# [Data supplied]

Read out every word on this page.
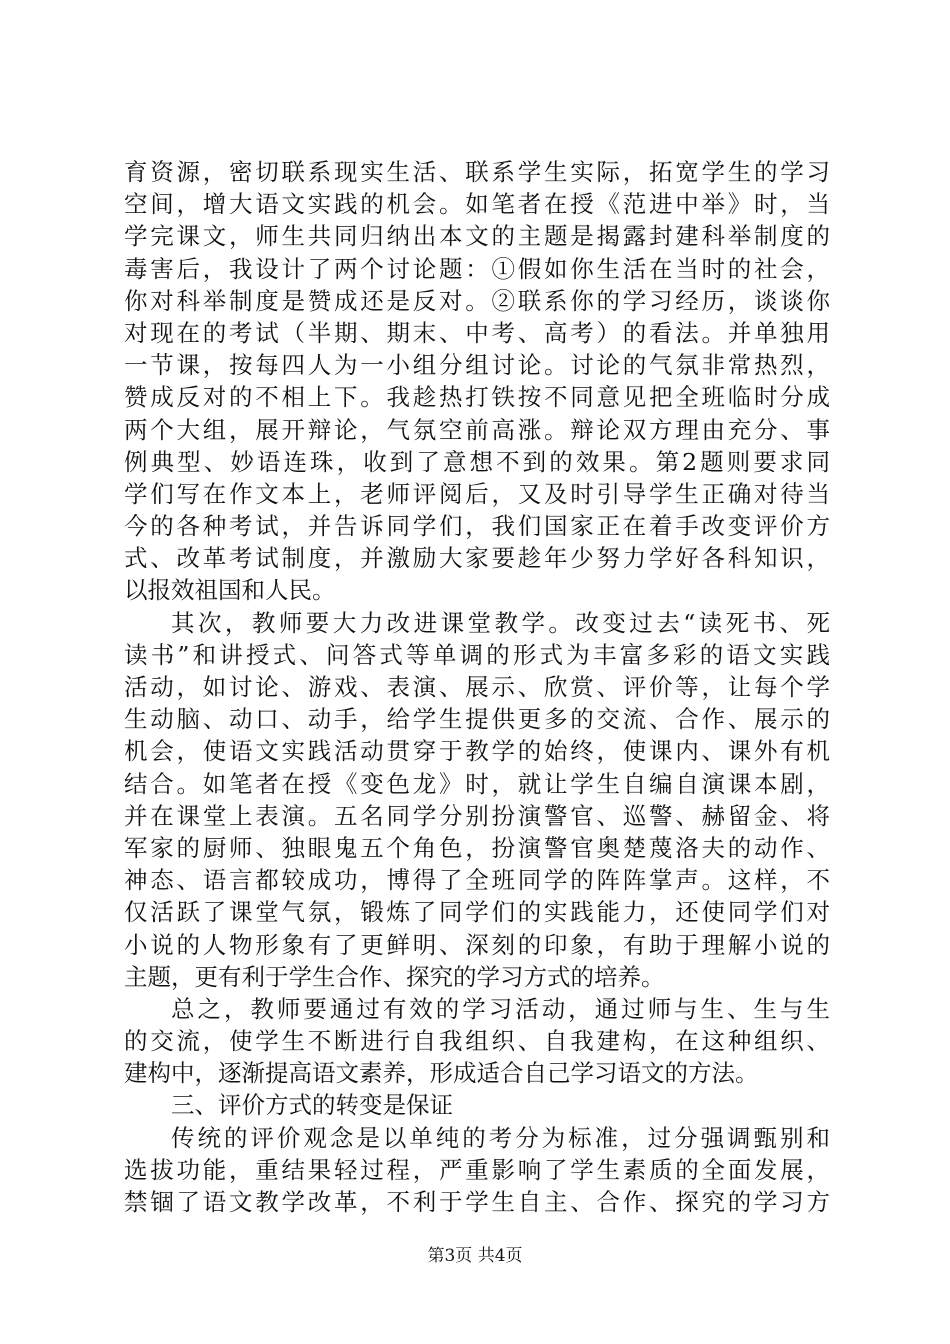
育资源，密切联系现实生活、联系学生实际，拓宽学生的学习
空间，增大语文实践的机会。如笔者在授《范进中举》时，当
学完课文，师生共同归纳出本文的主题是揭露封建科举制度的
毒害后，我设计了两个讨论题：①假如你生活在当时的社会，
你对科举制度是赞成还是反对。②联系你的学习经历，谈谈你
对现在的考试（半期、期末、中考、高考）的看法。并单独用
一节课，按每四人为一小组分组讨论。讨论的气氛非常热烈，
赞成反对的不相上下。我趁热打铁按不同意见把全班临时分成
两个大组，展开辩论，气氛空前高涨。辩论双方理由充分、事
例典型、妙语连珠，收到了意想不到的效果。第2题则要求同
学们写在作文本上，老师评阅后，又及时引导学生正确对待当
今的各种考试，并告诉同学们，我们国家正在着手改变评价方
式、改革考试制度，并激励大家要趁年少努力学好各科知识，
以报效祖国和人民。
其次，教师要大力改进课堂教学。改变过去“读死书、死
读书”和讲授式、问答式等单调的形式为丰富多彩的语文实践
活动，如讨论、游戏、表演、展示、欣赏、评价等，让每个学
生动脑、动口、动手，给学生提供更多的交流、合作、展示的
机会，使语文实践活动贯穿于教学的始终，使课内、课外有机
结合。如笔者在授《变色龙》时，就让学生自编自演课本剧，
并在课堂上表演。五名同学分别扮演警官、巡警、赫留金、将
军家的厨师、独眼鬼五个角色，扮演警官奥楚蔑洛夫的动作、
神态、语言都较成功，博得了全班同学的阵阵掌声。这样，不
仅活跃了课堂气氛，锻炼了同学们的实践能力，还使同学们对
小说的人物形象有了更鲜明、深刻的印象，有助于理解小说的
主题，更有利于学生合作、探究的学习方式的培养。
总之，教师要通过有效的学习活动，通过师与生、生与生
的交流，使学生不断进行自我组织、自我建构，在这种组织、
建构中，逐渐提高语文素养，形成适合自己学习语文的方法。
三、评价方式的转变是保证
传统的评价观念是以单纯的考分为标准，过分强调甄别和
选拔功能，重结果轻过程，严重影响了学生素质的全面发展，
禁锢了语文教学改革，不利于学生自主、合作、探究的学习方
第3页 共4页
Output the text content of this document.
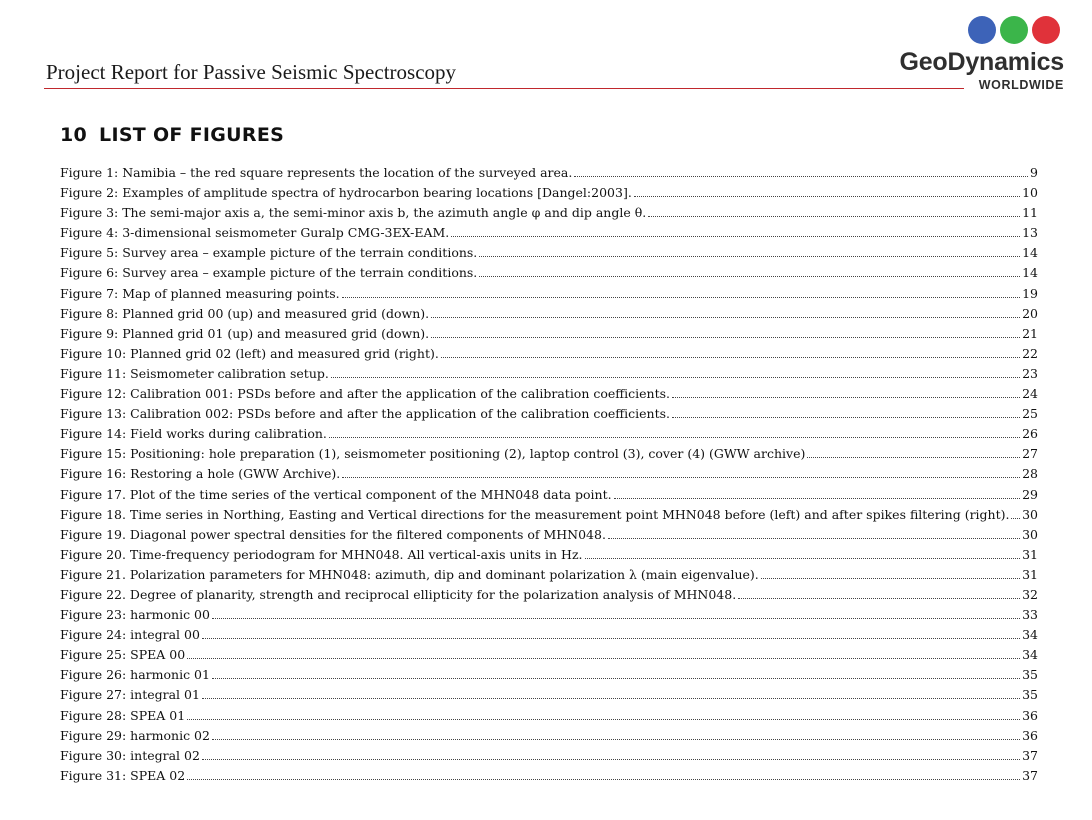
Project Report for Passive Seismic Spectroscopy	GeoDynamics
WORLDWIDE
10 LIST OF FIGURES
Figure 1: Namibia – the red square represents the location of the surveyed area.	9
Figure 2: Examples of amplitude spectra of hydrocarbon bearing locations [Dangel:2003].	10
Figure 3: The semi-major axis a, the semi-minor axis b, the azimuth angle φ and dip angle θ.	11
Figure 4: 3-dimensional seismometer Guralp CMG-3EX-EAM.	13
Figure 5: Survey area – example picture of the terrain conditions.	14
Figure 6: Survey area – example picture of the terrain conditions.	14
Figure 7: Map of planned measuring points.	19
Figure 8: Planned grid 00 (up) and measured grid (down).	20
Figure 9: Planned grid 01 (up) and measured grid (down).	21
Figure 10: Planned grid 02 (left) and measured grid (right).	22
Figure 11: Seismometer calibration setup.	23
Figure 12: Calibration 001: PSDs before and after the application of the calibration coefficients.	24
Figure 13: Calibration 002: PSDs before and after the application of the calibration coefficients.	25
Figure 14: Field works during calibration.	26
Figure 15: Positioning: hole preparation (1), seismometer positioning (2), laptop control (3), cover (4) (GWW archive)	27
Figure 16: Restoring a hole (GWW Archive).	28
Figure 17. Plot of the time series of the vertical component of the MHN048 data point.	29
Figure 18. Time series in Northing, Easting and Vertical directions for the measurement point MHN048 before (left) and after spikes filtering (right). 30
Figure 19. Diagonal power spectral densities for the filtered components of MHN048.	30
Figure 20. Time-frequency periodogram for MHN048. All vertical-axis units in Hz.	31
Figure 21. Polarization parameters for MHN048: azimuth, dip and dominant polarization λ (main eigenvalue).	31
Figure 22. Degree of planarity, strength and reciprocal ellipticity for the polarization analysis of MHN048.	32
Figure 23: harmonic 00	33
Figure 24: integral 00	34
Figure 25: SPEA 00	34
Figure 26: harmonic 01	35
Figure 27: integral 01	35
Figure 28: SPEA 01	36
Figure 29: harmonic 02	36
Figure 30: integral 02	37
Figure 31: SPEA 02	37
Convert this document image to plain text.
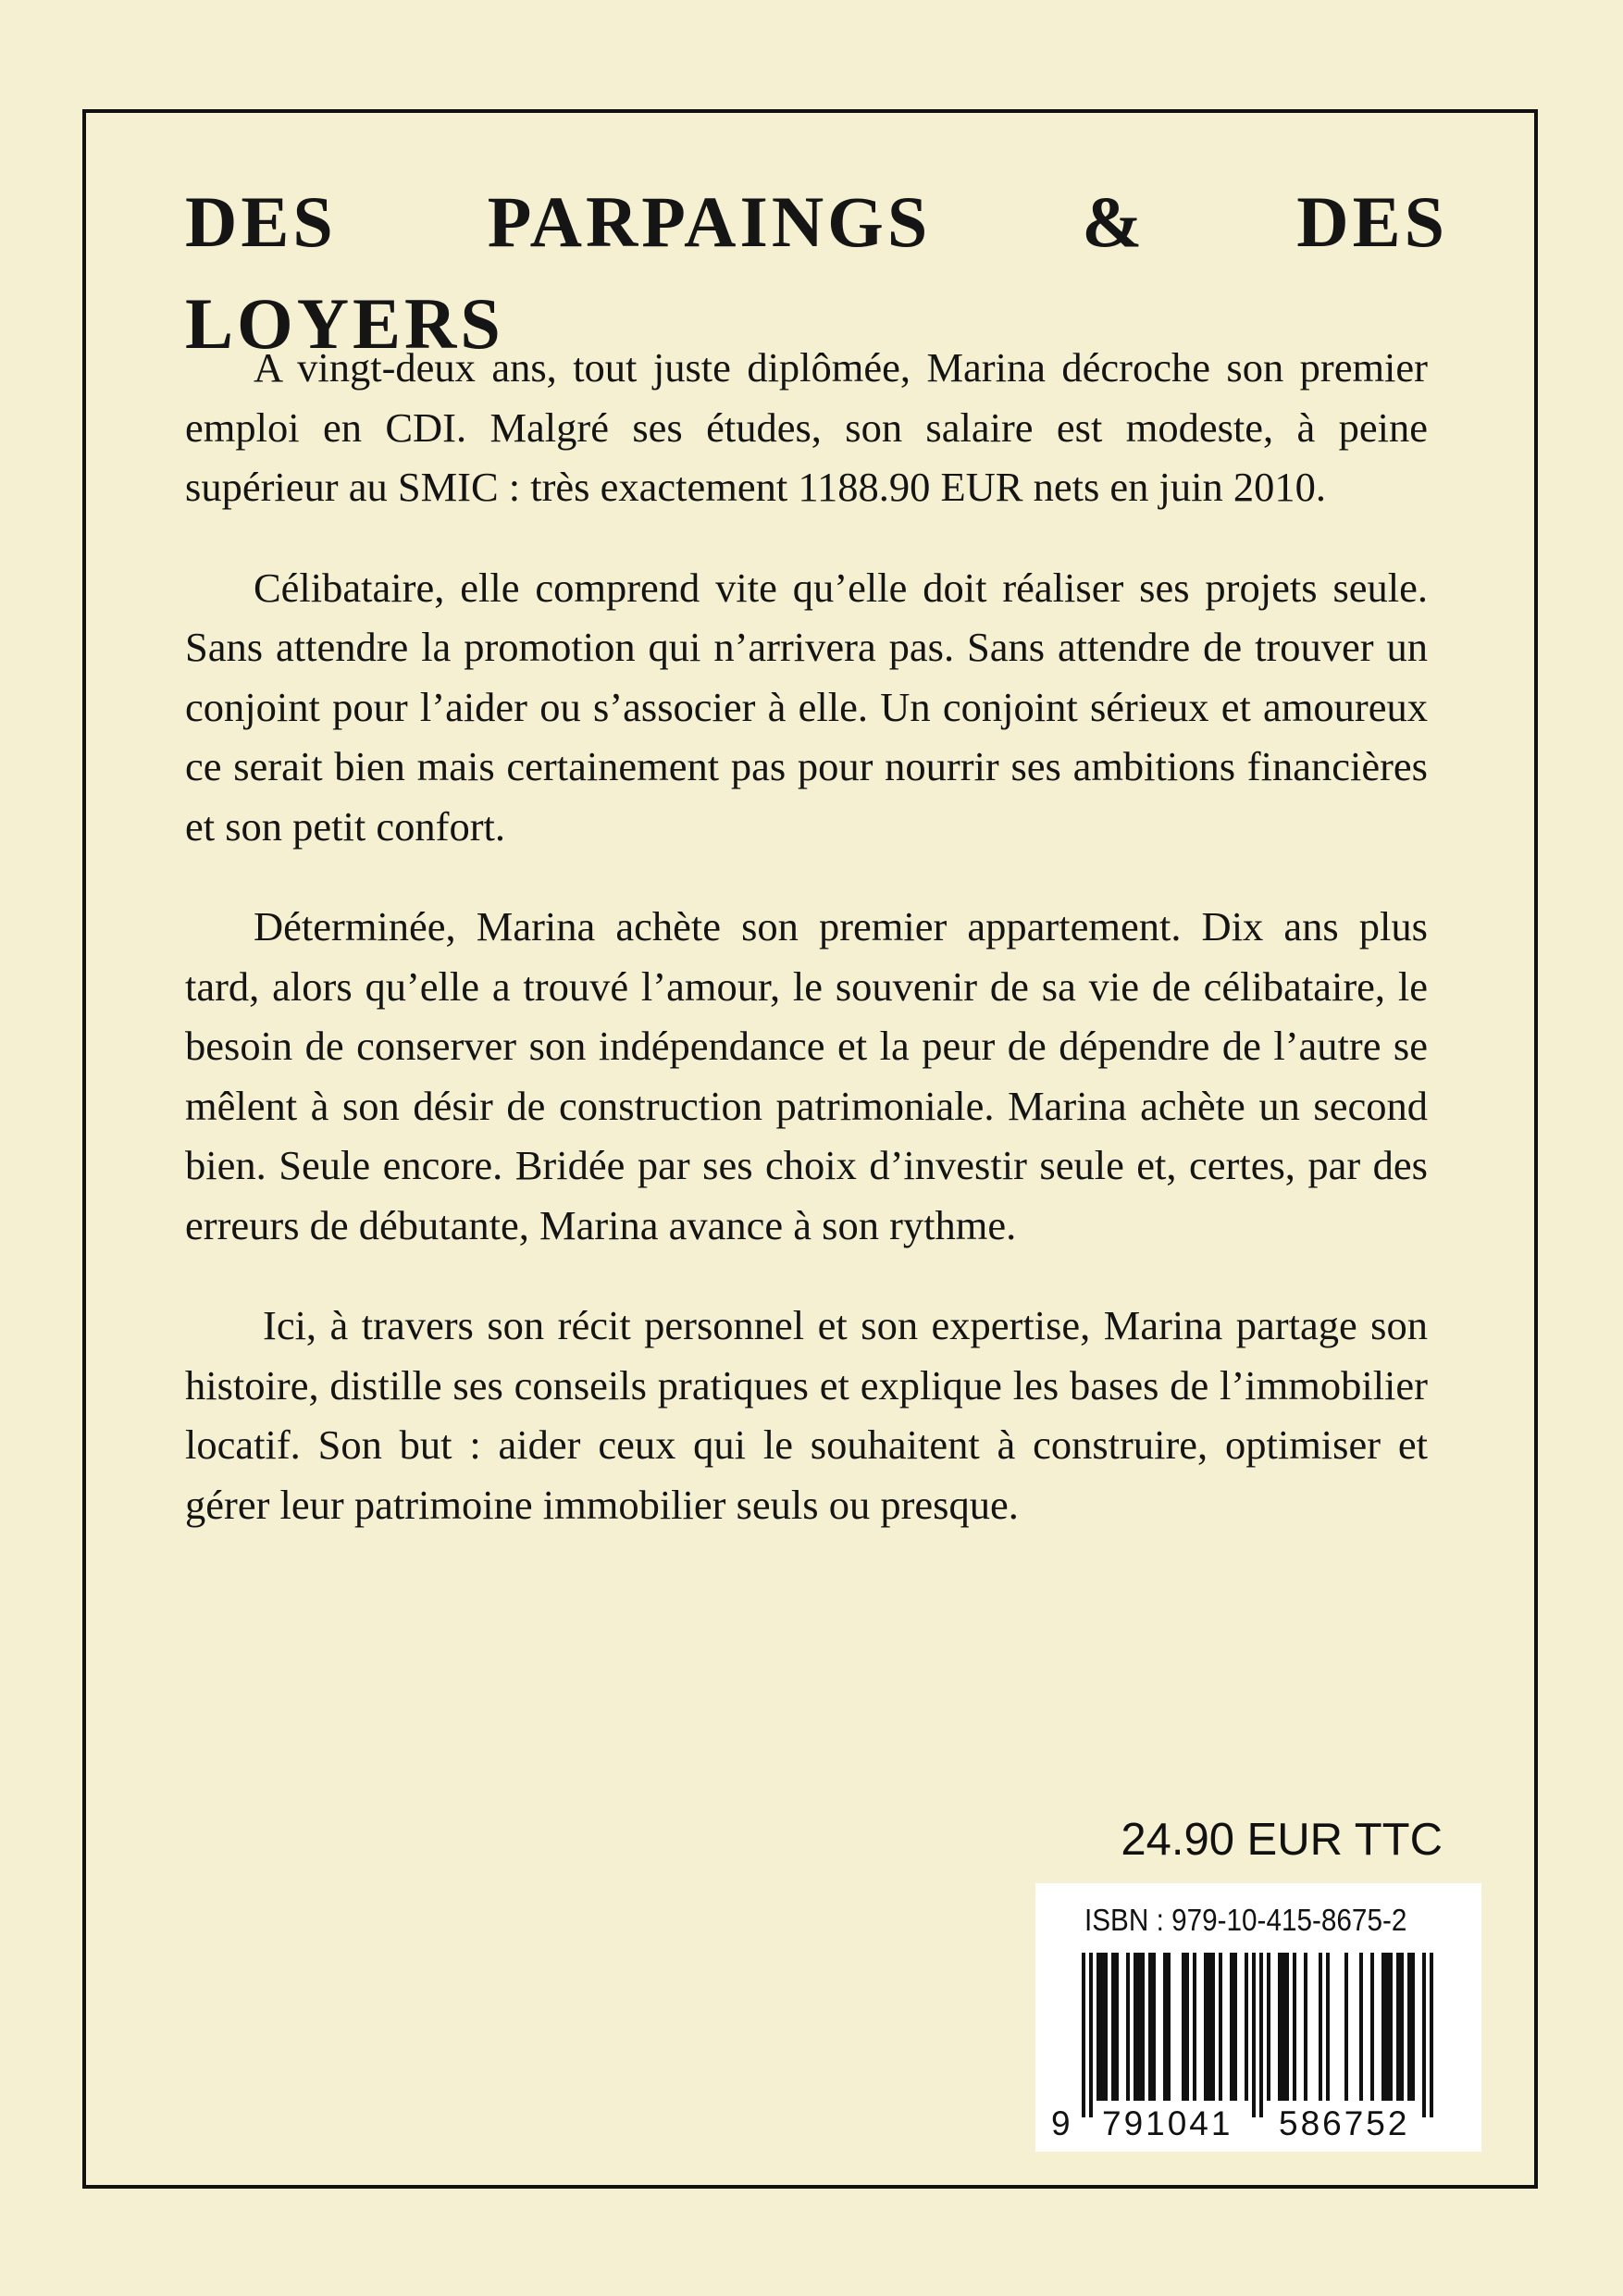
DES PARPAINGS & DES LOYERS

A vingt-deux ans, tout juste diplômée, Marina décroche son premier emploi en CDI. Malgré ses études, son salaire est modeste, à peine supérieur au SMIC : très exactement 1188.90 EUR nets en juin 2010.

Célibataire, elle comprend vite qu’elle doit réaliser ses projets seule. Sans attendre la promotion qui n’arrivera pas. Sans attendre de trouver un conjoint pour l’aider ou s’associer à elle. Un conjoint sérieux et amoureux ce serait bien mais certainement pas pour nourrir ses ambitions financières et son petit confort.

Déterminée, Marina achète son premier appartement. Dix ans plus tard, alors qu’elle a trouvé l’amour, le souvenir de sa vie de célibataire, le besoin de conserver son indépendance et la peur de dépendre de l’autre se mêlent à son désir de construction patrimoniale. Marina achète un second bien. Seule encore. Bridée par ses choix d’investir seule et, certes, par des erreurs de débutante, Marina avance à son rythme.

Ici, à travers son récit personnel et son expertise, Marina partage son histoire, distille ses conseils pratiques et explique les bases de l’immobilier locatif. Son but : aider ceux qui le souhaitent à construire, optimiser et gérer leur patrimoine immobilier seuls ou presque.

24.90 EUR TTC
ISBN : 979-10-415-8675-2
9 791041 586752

# [Brief]
Search the records for the word "premier" and copy every line where it occurs.

# [Complete answer]
A vingt-deux ans, tout juste diplômée, Marina décroche son premier emploi en CDI. Malgré ses études, son salaire est modeste, à peine supérieur au SMIC : très exactement 1188.90 EUR nets en juin 2010.
Déterminée, Marina achète son premier appartement. Dix ans plus tard, alors qu’elle a trouvé l’amour, le souvenir de sa vie de célibataire, le besoin de conserver son indépendance et la peur de dépendre de l’autre se mêlent à son désir de construction patrimoniale. Marina achète un second bien. Seule encore. Bridée par ses choix d’investir seule et, certes, par des erreurs de débutante, Marina avance à son rythme.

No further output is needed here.